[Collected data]
____________________
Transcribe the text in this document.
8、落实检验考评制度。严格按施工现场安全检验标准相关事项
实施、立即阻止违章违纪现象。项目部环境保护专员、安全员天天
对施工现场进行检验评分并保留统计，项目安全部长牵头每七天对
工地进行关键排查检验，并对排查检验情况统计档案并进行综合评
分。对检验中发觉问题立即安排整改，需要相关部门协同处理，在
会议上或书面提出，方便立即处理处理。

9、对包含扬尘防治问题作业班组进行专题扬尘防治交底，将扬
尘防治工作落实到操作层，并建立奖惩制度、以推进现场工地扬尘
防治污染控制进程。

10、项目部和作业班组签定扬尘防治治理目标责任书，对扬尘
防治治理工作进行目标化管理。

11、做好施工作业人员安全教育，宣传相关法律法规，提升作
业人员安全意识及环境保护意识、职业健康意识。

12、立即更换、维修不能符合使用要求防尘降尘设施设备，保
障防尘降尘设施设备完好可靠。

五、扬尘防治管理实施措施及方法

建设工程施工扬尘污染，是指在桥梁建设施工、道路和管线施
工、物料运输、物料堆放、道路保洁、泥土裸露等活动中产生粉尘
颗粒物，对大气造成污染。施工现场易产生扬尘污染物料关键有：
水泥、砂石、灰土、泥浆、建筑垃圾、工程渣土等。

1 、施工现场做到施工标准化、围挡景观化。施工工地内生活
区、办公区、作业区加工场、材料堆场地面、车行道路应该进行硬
____________________
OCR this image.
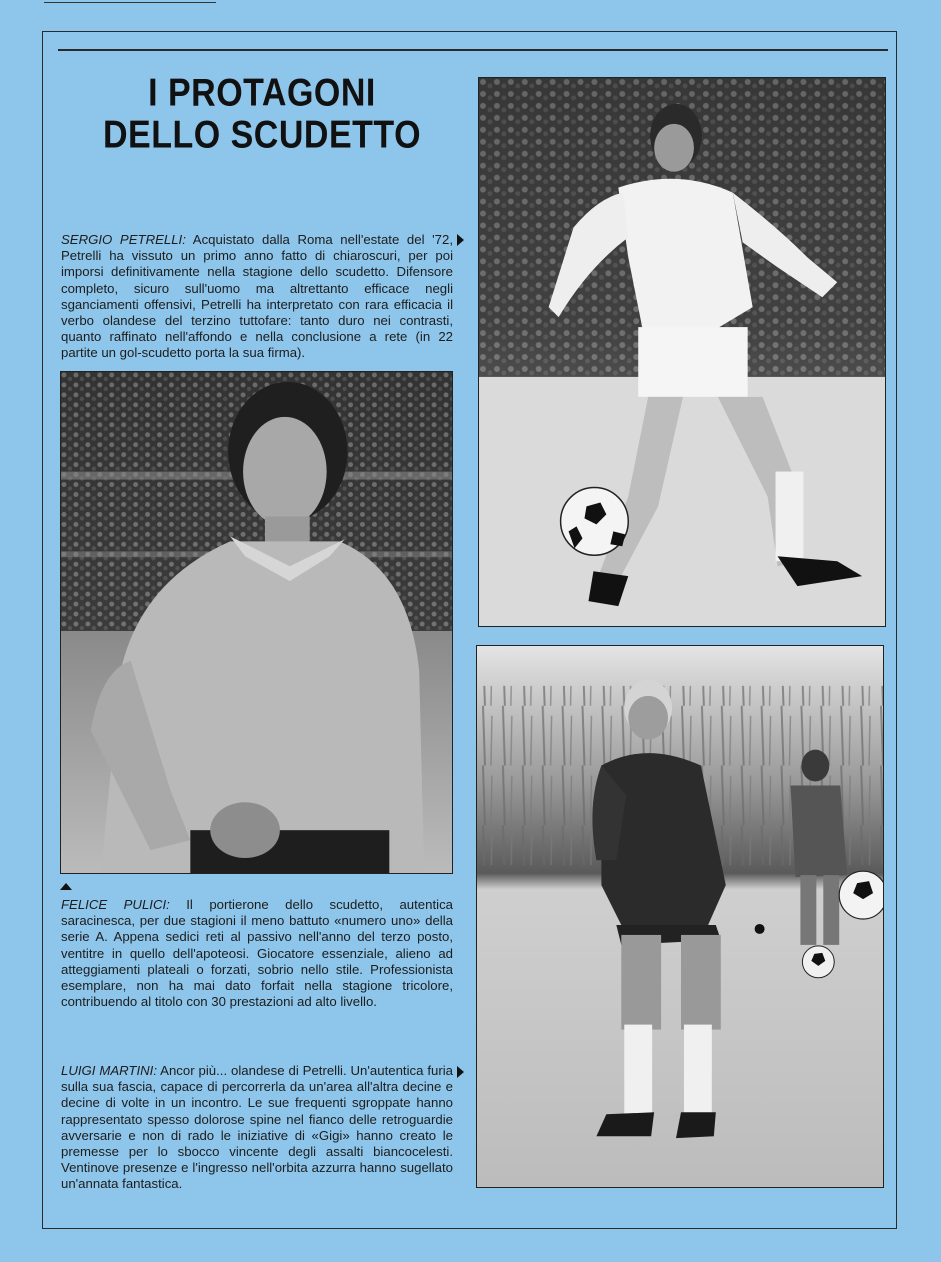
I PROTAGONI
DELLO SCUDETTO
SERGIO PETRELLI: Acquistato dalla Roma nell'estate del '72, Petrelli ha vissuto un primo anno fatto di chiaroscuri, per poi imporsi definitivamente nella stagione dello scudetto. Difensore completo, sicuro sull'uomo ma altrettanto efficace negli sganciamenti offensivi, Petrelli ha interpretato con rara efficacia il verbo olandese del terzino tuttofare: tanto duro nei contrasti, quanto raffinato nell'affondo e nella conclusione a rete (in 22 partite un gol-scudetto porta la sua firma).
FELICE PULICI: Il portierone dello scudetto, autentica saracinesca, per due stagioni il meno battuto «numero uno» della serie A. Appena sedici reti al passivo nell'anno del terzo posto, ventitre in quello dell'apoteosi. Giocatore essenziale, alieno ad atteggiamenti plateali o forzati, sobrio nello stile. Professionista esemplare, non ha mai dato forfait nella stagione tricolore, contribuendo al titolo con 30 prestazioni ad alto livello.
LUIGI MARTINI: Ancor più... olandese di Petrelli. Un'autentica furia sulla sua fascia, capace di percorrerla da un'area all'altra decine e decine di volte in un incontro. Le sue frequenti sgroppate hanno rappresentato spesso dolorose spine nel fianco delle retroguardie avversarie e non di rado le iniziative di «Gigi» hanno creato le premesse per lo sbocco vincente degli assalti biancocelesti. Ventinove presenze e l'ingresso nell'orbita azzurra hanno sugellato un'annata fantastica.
____________________
Problem requirements:
Search the preceding listing for the word "this" and pull out every line that holds it.

Worked answer:
Transcribe the text in this document.
OCR this image.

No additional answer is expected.